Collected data
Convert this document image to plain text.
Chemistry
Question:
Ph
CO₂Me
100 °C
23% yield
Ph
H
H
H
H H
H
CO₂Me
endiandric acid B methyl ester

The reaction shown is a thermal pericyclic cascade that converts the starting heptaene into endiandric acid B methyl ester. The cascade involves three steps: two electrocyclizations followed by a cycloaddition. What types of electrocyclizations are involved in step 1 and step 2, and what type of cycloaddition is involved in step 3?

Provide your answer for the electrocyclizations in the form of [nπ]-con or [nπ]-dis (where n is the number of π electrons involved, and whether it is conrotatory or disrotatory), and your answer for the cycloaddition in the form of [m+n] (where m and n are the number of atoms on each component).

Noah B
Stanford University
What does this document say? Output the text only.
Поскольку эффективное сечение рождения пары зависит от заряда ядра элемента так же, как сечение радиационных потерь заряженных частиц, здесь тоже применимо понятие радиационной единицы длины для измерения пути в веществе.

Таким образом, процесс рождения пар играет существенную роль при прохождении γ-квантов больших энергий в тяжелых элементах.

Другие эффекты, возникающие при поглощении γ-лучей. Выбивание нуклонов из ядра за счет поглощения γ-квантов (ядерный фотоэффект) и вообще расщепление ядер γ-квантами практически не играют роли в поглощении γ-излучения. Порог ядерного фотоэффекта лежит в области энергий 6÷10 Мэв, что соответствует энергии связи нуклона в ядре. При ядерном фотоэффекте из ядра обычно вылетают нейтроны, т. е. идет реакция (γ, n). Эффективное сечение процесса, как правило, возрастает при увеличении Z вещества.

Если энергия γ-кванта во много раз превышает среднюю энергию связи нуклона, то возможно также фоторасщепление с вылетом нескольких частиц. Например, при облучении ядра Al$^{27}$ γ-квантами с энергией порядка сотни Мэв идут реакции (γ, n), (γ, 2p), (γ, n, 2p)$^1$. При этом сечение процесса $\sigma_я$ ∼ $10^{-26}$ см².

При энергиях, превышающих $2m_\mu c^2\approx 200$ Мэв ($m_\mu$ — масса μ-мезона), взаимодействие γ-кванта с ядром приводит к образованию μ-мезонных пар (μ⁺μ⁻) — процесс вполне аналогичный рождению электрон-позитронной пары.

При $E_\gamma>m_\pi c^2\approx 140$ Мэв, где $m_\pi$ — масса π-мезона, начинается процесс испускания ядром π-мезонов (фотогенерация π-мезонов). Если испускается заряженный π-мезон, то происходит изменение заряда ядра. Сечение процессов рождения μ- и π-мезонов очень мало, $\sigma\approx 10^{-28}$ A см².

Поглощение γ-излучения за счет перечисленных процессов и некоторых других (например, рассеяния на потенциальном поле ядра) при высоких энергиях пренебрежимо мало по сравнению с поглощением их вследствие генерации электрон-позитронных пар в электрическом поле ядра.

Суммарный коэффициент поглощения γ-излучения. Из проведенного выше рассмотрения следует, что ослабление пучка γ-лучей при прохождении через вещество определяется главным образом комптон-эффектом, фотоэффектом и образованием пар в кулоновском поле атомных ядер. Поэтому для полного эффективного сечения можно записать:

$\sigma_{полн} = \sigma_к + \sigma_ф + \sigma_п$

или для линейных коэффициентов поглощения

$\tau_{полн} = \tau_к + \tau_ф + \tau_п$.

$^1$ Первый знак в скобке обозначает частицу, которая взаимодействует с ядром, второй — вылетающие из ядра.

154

**Exercise aim**
Using the data above, return each line exactly as written.

**Response to this exercise**
Convert this document image to plain text.
Chemistry
Question:
Ph
CO₂Me
100 °C
23% yield
Ph
H
H
H
H H
H
CO₂Me
endiandric acid B methyl ester

The reaction shown is a thermal pericyclic cascade that converts the starting heptaene into endiandric acid B methyl ester. The cascade involves three steps: two electrocyclizations followed by a cycloaddition. What types of electrocyclizations are involved in step 1 and step 2, and what type of cycloaddition is involved in step 3?

Provide your answer for the electrocyclizations in the form of [nπ]-con or [nπ]-dis (where n is the number of π electrons involved, and whether it is conrotatory or disrotatory), and your answer for the cycloaddition in the form of [m+n] (where m and n are the number of atoms on each component).

Noah B
Stanford University
What does this document say? Output the text only.
Поскольку эффективное сечение рождения пары зависит от заряда ядра элемента так же, как сечение радиационных потерь заряженных частиц, здесь тоже применимо понятие радиационной единицы длины для измерения пути в веществе.

Таким образом, процесс рождения пар играет существенную роль при прохождении γ-квантов больших энергий в тяжелых элементах.

Другие эффекты, возникающие при поглощении γ-лучей. Выбивание нуклонов из ядра за счет поглощения γ-квантов (ядерный фотоэффект) и вообще расщепление ядер γ-квантами практически не играют роли в поглощении γ-излучения. Порог ядерного фотоэффекта лежит в области энергий 6÷10 Мэв, что соответствует энергии связи нуклона в ядре. При ядерном фотоэффекте из ядра обычно вылетают нейтроны, т. е. идет реакция (γ, n). Эффективное сечение процесса, как правило, возрастает при увеличении Z вещества.

Если энергия γ-кванта во много раз превышает среднюю энергию связи нуклона, то возможно также фоторасщепление с вылетом нескольких частиц. Например, при облучении ядра Al$^{27}$ γ-квантами с энергией порядка сотни Мэв идут реакции (γ, n), (γ, 2p), (γ, n, 2p)$^1$. При этом сечение процесса $\sigma_я$ ∼ $10^{-26}$ см².

При энергиях, превышающих $2m_\mu c^2\approx 200$ Мэв ($m_\mu$ — масса μ-мезона), взаимодействие γ-кванта с ядром приводит к образованию μ-мезонных пар (μ⁺μ⁻) — процесс вполне аналогичный рождению электрон-позитронной пары.

При $E_\gamma>m_\pi c^2\approx 140$ Мэв, где $m_\pi$ — масса π-мезона, начинается процесс испускания ядром π-мезонов (фотогенерация π-мезонов). Если испускается заряженный π-мезон, то происходит изменение заряда ядра. Сечение процессов рождения μ- и π-мезонов очень мало, $\sigma\approx 10^{-28}$ A см².

Поглощение γ-излучения за счет перечисленных процессов и некоторых других (например, рассеяния на потенциальном поле ядра) при высоких энергиях пренебрежимо мало по сравнению с поглощением их вследствие генерации электрон-позитронных пар в электрическом поле ядра.

Суммарный коэффициент поглощения γ-излучения. Из проведенного выше рассмотрения следует, что ослабление пучка γ-лучей при прохождении через вещество определяется главным образом комптон-эффектом, фотоэффектом и образованием пар в кулоновском поле атомных ядер. Поэтому для полного эффективного сечения можно записать:

$\sigma_{полн} = \sigma_к + \sigma_ф + \sigma_п$

или для линейных коэффициентов поглощения

$\tau_{полн} = \tau_к + \tau_ф + \tau_п$.

$^1$ Первый знак в скобке обозначает частицу, которая взаимодействует с ядром, второй — вылетающие из ядра.

154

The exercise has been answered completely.